**Task prompt:** Copy word for word the passage of the Chernobyl cleanup article starting at "Ukraine, Russia Hostilities" and ending at "Union in 1986.".

**Extracted text:**
• • • • •

Ukraine, Russia Hostilities Endanger Chernobyl Cleanup
A $2.1 billion construction project to cap the still-leaking Chernobyl nuclear power plant could be delayed for another two years because of escalating hostilities between Ukraine and Russia.
The Chernobyl plant sits just north of Kiev, Ukraine, about a two-hour drive away. It melted down in April 1986, and spread deadly radiation that caused multiple deaths and catastrophic long-term illnesses, including deformities in newborn children. It was the worst nuclear accident the planet has ever seen and an estimated seven million adults and children in the region were affected. The 28th anniversary of the meltdown is this Saturday.
Chernobyl was part of the Soviet Union in 1986.
The plan was to put the cap on the Chernobyl plant by the end of 2015, a containment shield estimated to last for the next 100 years. But due to the hostilities between Russia and Ukraine, that plan could be delayed until 2017, putting the local population at risk of severe illnesses and birth defects.
The European Union, and 17 countries, including Germany, Ireland, the U.S., U.K., Ukraine, and Russia, donated hundreds of millions of dollars in total to stop the leaking reactor. Work on the new cap, a huge, hanger-like structure, began in 2010, after a 13-year delay. The G7 group of nations and the EU had inked an agreement to replace a deteriorating cap on the plant in 1997.
Vincent Novak, the director of nuclear safety for the European Bank for Reconstruction and Development, which oversees the financing from donor countries, warns: "We clearly see that our current contract for completion in October 2015 can't be maintained. The schedule is currently being revised, but is likely to be a year or two late.”

• • • • •

**Dataset:**
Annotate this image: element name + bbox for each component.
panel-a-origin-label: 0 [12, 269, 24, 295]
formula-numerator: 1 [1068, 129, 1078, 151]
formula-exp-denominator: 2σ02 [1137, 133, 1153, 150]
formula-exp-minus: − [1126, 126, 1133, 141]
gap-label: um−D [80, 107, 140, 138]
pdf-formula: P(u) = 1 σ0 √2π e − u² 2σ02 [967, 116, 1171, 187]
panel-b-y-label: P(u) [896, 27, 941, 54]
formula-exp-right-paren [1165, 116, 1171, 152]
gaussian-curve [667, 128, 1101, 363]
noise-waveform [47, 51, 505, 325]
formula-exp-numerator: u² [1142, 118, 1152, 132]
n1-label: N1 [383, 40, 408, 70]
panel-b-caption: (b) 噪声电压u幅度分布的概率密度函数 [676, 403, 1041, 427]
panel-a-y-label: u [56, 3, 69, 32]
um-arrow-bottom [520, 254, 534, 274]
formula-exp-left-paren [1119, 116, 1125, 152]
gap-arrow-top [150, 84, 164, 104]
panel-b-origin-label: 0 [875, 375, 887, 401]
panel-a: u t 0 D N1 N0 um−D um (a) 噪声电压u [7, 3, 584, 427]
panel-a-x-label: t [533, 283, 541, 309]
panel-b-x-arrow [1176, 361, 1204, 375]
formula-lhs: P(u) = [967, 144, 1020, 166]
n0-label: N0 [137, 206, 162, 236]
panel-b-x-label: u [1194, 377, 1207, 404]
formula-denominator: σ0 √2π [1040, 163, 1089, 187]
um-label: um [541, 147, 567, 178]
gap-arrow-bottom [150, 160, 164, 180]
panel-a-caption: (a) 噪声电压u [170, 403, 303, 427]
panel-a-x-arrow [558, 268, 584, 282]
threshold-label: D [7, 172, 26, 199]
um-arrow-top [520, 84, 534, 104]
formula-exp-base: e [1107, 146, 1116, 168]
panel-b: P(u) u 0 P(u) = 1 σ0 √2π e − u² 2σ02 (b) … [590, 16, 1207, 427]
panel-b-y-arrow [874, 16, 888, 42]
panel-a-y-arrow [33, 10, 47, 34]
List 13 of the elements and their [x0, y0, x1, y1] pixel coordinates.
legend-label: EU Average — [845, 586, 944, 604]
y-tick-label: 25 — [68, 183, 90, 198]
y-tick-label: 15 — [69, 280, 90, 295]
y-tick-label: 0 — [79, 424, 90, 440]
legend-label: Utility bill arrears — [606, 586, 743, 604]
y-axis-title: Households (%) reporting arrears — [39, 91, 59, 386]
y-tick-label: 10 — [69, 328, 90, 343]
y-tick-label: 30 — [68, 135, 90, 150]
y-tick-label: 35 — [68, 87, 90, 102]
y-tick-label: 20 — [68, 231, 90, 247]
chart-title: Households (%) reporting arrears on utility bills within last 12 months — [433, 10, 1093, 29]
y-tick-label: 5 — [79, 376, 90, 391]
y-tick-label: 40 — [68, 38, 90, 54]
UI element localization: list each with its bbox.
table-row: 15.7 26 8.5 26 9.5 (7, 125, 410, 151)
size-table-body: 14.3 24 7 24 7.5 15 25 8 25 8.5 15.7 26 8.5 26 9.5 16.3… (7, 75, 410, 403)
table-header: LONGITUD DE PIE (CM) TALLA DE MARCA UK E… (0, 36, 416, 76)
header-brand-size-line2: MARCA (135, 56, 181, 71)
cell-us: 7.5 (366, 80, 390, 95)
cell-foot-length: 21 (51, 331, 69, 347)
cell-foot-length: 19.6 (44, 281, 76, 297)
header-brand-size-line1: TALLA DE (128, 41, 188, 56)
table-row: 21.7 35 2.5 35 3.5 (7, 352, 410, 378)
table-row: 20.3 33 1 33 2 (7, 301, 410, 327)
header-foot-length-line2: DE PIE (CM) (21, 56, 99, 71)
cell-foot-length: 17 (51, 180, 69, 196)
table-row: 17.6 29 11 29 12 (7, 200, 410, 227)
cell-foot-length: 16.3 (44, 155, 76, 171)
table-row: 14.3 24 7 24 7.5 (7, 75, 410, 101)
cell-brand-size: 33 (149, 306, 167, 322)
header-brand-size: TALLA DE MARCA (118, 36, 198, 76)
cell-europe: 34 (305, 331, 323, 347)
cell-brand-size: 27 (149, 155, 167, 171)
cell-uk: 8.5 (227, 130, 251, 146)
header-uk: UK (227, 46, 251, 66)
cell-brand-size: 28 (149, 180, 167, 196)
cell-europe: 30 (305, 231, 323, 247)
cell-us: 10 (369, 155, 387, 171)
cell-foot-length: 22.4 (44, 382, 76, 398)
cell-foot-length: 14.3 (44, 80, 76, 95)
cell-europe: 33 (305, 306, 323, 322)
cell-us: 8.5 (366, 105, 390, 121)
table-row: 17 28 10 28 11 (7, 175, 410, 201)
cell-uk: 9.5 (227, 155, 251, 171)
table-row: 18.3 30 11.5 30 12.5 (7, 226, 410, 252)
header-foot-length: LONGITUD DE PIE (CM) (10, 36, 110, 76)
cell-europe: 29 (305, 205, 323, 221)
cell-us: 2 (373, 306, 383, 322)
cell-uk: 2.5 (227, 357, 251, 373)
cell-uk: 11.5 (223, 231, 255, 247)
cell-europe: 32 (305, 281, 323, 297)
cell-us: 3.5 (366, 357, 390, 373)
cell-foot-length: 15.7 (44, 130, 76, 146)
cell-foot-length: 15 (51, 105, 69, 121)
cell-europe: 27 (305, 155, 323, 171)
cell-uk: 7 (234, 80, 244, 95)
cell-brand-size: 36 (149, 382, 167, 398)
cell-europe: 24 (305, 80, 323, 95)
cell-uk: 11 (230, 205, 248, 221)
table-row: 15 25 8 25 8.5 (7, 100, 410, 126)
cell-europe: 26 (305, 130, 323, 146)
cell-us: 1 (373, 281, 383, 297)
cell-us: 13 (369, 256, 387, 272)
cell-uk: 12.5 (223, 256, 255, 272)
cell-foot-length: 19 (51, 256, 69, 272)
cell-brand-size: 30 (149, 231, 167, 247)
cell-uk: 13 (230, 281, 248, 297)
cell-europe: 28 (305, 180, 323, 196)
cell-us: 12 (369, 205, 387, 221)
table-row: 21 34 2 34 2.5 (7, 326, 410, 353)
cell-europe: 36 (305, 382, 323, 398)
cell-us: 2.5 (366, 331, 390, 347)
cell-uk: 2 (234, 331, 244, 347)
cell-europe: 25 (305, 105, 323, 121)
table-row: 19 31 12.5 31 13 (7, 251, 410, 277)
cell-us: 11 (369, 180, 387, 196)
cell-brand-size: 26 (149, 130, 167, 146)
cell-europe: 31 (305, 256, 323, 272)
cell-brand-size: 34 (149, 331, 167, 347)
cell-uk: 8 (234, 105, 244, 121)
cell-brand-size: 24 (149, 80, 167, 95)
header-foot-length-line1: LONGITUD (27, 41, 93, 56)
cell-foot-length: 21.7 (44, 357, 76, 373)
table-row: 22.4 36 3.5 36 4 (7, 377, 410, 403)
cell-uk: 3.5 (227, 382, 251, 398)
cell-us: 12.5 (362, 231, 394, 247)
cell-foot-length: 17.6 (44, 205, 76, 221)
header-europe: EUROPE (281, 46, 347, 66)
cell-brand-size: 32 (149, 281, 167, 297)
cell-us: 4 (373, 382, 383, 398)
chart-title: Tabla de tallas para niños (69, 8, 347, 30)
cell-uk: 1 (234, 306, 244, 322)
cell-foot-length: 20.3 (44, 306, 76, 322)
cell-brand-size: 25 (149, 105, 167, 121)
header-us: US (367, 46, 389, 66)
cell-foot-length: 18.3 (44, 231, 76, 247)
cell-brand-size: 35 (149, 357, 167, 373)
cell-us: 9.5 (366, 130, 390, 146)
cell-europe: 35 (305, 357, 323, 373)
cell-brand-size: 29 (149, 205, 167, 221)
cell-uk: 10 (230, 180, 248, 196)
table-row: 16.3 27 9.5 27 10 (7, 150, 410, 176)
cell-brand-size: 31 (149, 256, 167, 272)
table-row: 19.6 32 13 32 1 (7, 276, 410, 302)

• • • • •

**Expected answer:**
Ukraine, Russia Hostilities Endanger Chernobyl Cleanup
A $2.1 billion construction project to cap the still-leaking Chernobyl nuclear power plant could be delayed for another two years because of escalating hostilities between Ukraine and Russia.
The Chernobyl plant sits just north of Kiev, Ukraine, about a two-hour drive away. It melted down in April 1986, and spread deadly radiation that caused multiple deaths and catastrophic long-term illnesses, including deformities in newborn children. It was the worst nuclear accident the planet has ever seen and an estimated seven million adults and children in the region were affected. The 28th anniversary of the meltdown is this Saturday.
Chernobyl was part of the Soviet Union in 1986.